> **The problem**
Repeat everything in the material exactly.

> **Items**
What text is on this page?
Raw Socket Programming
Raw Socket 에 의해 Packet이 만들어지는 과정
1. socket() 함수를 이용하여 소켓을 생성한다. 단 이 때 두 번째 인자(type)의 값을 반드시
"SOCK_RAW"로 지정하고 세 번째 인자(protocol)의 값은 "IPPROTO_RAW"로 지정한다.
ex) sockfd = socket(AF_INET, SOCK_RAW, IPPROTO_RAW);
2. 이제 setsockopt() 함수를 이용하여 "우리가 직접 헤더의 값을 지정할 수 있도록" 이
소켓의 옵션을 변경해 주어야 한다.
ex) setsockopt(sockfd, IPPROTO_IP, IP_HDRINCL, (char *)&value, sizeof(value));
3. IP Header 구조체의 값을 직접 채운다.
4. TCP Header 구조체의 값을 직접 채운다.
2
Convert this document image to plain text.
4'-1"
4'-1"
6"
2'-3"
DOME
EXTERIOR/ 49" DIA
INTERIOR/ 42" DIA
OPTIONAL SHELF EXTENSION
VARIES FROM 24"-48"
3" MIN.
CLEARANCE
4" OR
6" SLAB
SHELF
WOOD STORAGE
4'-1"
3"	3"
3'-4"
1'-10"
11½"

> **Finished task**
What text is on this page?
Raw Socket Programming
Raw Socket 에 의해 Packet이 만들어지는 과정
1. socket() 함수를 이용하여 소켓을 생성한다. 단 이 때 두 번째 인자(type)의 값을 반드시
"SOCK_RAW"로 지정하고 세 번째 인자(protocol)의 값은 "IPPROTO_RAW"로 지정한다.
ex) sockfd = socket(AF_INET, SOCK_RAW, IPPROTO_RAW);
2. 이제 setsockopt() 함수를 이용하여 "우리가 직접 헤더의 값을 지정할 수 있도록" 이
소켓의 옵션을 변경해 주어야 한다.
ex) setsockopt(sockfd, IPPROTO_IP, IP_HDRINCL, (char *)&value, sizeof(value));
3. IP Header 구조체의 값을 직접 채운다.
4. TCP Header 구조체의 값을 직접 채운다.
2
Convert this document image to plain text.
4'-1"
4'-1"
6"
2'-3"
DOME
EXTERIOR/ 49" DIA
INTERIOR/ 42" DIA
OPTIONAL SHELF EXTENSION
VARIES FROM 24"-48"
3" MIN.
CLEARANCE
4" OR
6" SLAB
SHELF
WOOD STORAGE
4'-1"
3"	3"
3'-4"
1'-10"
11½"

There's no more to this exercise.